DIRECTIONS FOR THIS TASK: Give an exact copy of every line, leaving images out.

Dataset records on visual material
++++++++++

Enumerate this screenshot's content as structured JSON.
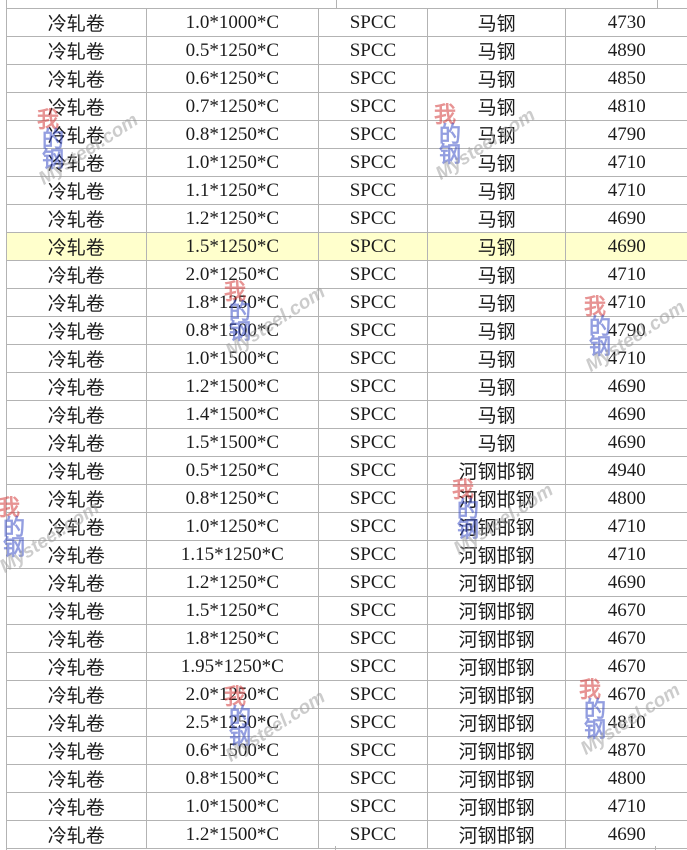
{
  "table": {
    "grid_color": "#b3b3b3",
    "text_color": "#1c1c1c",
    "highlight_color": "#ffffcc",
    "rows": [
      {
        "product": "冷轧卷",
        "spec": "1.0*1000*C",
        "grade": "SPCC",
        "mill": "马钢",
        "price": "4730",
        "highlighted": false
      },
      {
        "product": "冷轧卷",
        "spec": "0.5*1250*C",
        "grade": "SPCC",
        "mill": "马钢",
        "price": "4890",
        "highlighted": false
      },
      {
        "product": "冷轧卷",
        "spec": "0.6*1250*C",
        "grade": "SPCC",
        "mill": "马钢",
        "price": "4850",
        "highlighted": false
      },
      {
        "product": "冷轧卷",
        "spec": "0.7*1250*C",
        "grade": "SPCC",
        "mill": "马钢",
        "price": "4810",
        "highlighted": false
      },
      {
        "product": "冷轧卷",
        "spec": "0.8*1250*C",
        "grade": "SPCC",
        "mill": "马钢",
        "price": "4790",
        "highlighted": false
      },
      {
        "product": "冷轧卷",
        "spec": "1.0*1250*C",
        "grade": "SPCC",
        "mill": "马钢",
        "price": "4710",
        "highlighted": false
      },
      {
        "product": "冷轧卷",
        "spec": "1.1*1250*C",
        "grade": "SPCC",
        "mill": "马钢",
        "price": "4710",
        "highlighted": false
      },
      {
        "product": "冷轧卷",
        "spec": "1.2*1250*C",
        "grade": "SPCC",
        "mill": "马钢",
        "price": "4690",
        "highlighted": false
      },
      {
        "product": "冷轧卷",
        "spec": "1.5*1250*C",
        "grade": "SPCC",
        "mill": "马钢",
        "price": "4690",
        "highlighted": true
      },
      {
        "product": "冷轧卷",
        "spec": "2.0*1250*C",
        "grade": "SPCC",
        "mill": "马钢",
        "price": "4710",
        "highlighted": false
      },
      {
        "product": "冷轧卷",
        "spec": "1.8*1250*C",
        "grade": "SPCC",
        "mill": "马钢",
        "price": "4710",
        "highlighted": false
      },
      {
        "product": "冷轧卷",
        "spec": "0.8*1500*C",
        "grade": "SPCC",
        "mill": "马钢",
        "price": "4790",
        "highlighted": false
      },
      {
        "product": "冷轧卷",
        "spec": "1.0*1500*C",
        "grade": "SPCC",
        "mill": "马钢",
        "price": "4710",
        "highlighted": false
      },
      {
        "product": "冷轧卷",
        "spec": "1.2*1500*C",
        "grade": "SPCC",
        "mill": "马钢",
        "price": "4690",
        "highlighted": false
      },
      {
        "product": "冷轧卷",
        "spec": "1.4*1500*C",
        "grade": "SPCC",
        "mill": "马钢",
        "price": "4690",
        "highlighted": false
      },
      {
        "product": "冷轧卷",
        "spec": "1.5*1500*C",
        "grade": "SPCC",
        "mill": "马钢",
        "price": "4690",
        "highlighted": false
      },
      {
        "product": "冷轧卷",
        "spec": "0.5*1250*C",
        "grade": "SPCC",
        "mill": "河钢邯钢",
        "price": "4940",
        "highlighted": false
      },
      {
        "product": "冷轧卷",
        "spec": "0.8*1250*C",
        "grade": "SPCC",
        "mill": "河钢邯钢",
        "price": "4800",
        "highlighted": false
      },
      {
        "product": "冷轧卷",
        "spec": "1.0*1250*C",
        "grade": "SPCC",
        "mill": "河钢邯钢",
        "price": "4710",
        "highlighted": false
      },
      {
        "product": "冷轧卷",
        "spec": "1.15*1250*C",
        "grade": "SPCC",
        "mill": "河钢邯钢",
        "price": "4710",
        "highlighted": false
      },
      {
        "product": "冷轧卷",
        "spec": "1.2*1250*C",
        "grade": "SPCC",
        "mill": "河钢邯钢",
        "price": "4690",
        "highlighted": false
      },
      {
        "product": "冷轧卷",
        "spec": "1.5*1250*C",
        "grade": "SPCC",
        "mill": "河钢邯钢",
        "price": "4670",
        "highlighted": false
      },
      {
        "product": "冷轧卷",
        "spec": "1.8*1250*C",
        "grade": "SPCC",
        "mill": "河钢邯钢",
        "price": "4670",
        "highlighted": false
      },
      {
        "product": "冷轧卷",
        "spec": "1.95*1250*C",
        "grade": "SPCC",
        "mill": "河钢邯钢",
        "price": "4670",
        "highlighted": false
      },
      {
        "product": "冷轧卷",
        "spec": "2.0*1250*C",
        "grade": "SPCC",
        "mill": "河钢邯钢",
        "price": "4670",
        "highlighted": false
      },
      {
        "product": "冷轧卷",
        "spec": "2.5*1250*C",
        "grade": "SPCC",
        "mill": "河钢邯钢",
        "price": "4810",
        "highlighted": false
      },
      {
        "product": "冷轧卷",
        "spec": "0.6*1500*C",
        "grade": "SPCC",
        "mill": "河钢邯钢",
        "price": "4870",
        "highlighted": false
      },
      {
        "product": "冷轧卷",
        "spec": "0.8*1500*C",
        "grade": "SPCC",
        "mill": "河钢邯钢",
        "price": "4800",
        "highlighted": false
      },
      {
        "product": "冷轧卷",
        "spec": "1.0*1500*C",
        "grade": "SPCC",
        "mill": "河钢邯钢",
        "price": "4710",
        "highlighted": false
      },
      {
        "product": "冷轧卷",
        "spec": "1.2*1500*C",
        "grade": "SPCC",
        "mill": "河钢邯钢",
        "price": "4690",
        "highlighted": false
      }
    ]
  },
  "watermark": {
    "text": "Mysteel.com",
    "logo_chars": [
      "我",
      "的",
      "钢"
    ],
    "red": "#d43c3c",
    "blue": "#3c50c8",
    "gray": "#9a9a9a"
  }
}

++++++++++

ANSWER IN FULL:
Enumerate this screenshot's content as structured JSON.
{
  "table": {
    "grid_color": "#b3b3b3",
    "text_color": "#1c1c1c",
    "highlight_color": "#ffffcc",
    "rows": [
      {
        "product": "冷轧卷",
        "spec": "1.0*1000*C",
        "grade": "SPCC",
        "mill": "马钢",
        "price": "4730",
        "highlighted": false
      },
      {
        "product": "冷轧卷",
        "spec": "0.5*1250*C",
        "grade": "SPCC",
        "mill": "马钢",
        "price": "4890",
        "highlighted": false
      },
      {
        "product": "冷轧卷",
        "spec": "0.6*1250*C",
        "grade": "SPCC",
        "mill": "马钢",
        "price": "4850",
        "highlighted": false
      },
      {
        "product": "冷轧卷",
        "spec": "0.7*1250*C",
        "grade": "SPCC",
        "mill": "马钢",
        "price": "4810",
        "highlighted": false
      },
      {
        "product": "冷轧卷",
        "spec": "0.8*1250*C",
        "grade": "SPCC",
        "mill": "马钢",
        "price": "4790",
        "highlighted": false
      },
      {
        "product": "冷轧卷",
        "spec": "1.0*1250*C",
        "grade": "SPCC",
        "mill": "马钢",
        "price": "4710",
        "highlighted": false
      },
      {
        "product": "冷轧卷",
        "spec": "1.1*1250*C",
        "grade": "SPCC",
        "mill": "马钢",
        "price": "4710",
        "highlighted": false
      },
      {
        "product": "冷轧卷",
        "spec": "1.2*1250*C",
        "grade": "SPCC",
        "mill": "马钢",
        "price": "4690",
        "highlighted": false
      },
      {
        "product": "冷轧卷",
        "spec": "1.5*1250*C",
        "grade": "SPCC",
        "mill": "马钢",
        "price": "4690",
        "highlighted": true
      },
      {
        "product": "冷轧卷",
        "spec": "2.0*1250*C",
        "grade": "SPCC",
        "mill": "马钢",
        "price": "4710",
        "highlighted": false
      },
      {
        "product": "冷轧卷",
        "spec": "1.8*1250*C",
        "grade": "SPCC",
        "mill": "马钢",
        "price": "4710",
        "highlighted": false
      },
      {
        "product": "冷轧卷",
        "spec": "0.8*1500*C",
        "grade": "SPCC",
        "mill": "马钢",
        "price": "4790",
        "highlighted": false
      },
      {
        "product": "冷轧卷",
        "spec": "1.0*1500*C",
        "grade": "SPCC",
        "mill": "马钢",
        "price": "4710",
        "highlighted": false
      },
      {
        "product": "冷轧卷",
        "spec": "1.2*1500*C",
        "grade": "SPCC",
        "mill": "马钢",
        "price": "4690",
        "highlighted": false
      },
      {
        "product": "冷轧卷",
        "spec": "1.4*1500*C",
        "grade": "SPCC",
        "mill": "马钢",
        "price": "4690",
        "highlighted": false
      },
      {
        "product": "冷轧卷",
        "spec": "1.5*1500*C",
        "grade": "SPCC",
        "mill": "马钢",
        "price": "4690",
        "highlighted": false
      },
      {
        "product": "冷轧卷",
        "spec": "0.5*1250*C",
        "grade": "SPCC",
        "mill": "河钢邯钢",
        "price": "4940",
        "highlighted": false
      },
      {
        "product": "冷轧卷",
        "spec": "0.8*1250*C",
        "grade": "SPCC",
        "mill": "河钢邯钢",
        "price": "4800",
        "highlighted": false
      },
      {
        "product": "冷轧卷",
        "spec": "1.0*1250*C",
        "grade": "SPCC",
        "mill": "河钢邯钢",
        "price": "4710",
        "highlighted": false
      },
      {
        "product": "冷轧卷",
        "spec": "1.15*1250*C",
        "grade": "SPCC",
        "mill": "河钢邯钢",
        "price": "4710",
        "highlighted": false
      },
      {
        "product": "冷轧卷",
        "spec": "1.2*1250*C",
        "grade": "SPCC",
        "mill": "河钢邯钢",
        "price": "4690",
        "highlighted": false
      },
      {
        "product": "冷轧卷",
        "spec": "1.5*1250*C",
        "grade": "SPCC",
        "mill": "河钢邯钢",
        "price": "4670",
        "highlighted": false
      },
      {
        "product": "冷轧卷",
        "spec": "1.8*1250*C",
        "grade": "SPCC",
        "mill": "河钢邯钢",
        "price": "4670",
        "highlighted": false
      },
      {
        "product": "冷轧卷",
        "spec": "1.95*1250*C",
        "grade": "SPCC",
        "mill": "河钢邯钢",
        "price": "4670",
        "highlighted": false
      },
      {
        "product": "冷轧卷",
        "spec": "2.0*1250*C",
        "grade": "SPCC",
        "mill": "河钢邯钢",
        "price": "4670",
        "highlighted": false
      },
      {
        "product": "冷轧卷",
        "spec": "2.5*1250*C",
        "grade": "SPCC",
        "mill": "河钢邯钢",
        "price": "4810",
        "highlighted": false
      },
      {
        "product": "冷轧卷",
        "spec": "0.6*1500*C",
        "grade": "SPCC",
        "mill": "河钢邯钢",
        "price": "4870",
        "highlighted": false
      },
      {
        "product": "冷轧卷",
        "spec": "0.8*1500*C",
        "grade": "SPCC",
        "mill": "河钢邯钢",
        "price": "4800",
        "highlighted": false
      },
      {
        "product": "冷轧卷",
        "spec": "1.0*1500*C",
        "grade": "SPCC",
        "mill": "河钢邯钢",
        "price": "4710",
        "highlighted": false
      },
      {
        "product": "冷轧卷",
        "spec": "1.2*1500*C",
        "grade": "SPCC",
        "mill": "河钢邯钢",
        "price": "4690",
        "highlighted": false
      }
    ]
  },
  "watermark": {
    "text": "Mysteel.com",
    "logo_chars": [
      "我",
      "的",
      "钢"
    ],
    "red": "#d43c3c",
    "blue": "#3c50c8",
    "gray": "#9a9a9a"
  }
}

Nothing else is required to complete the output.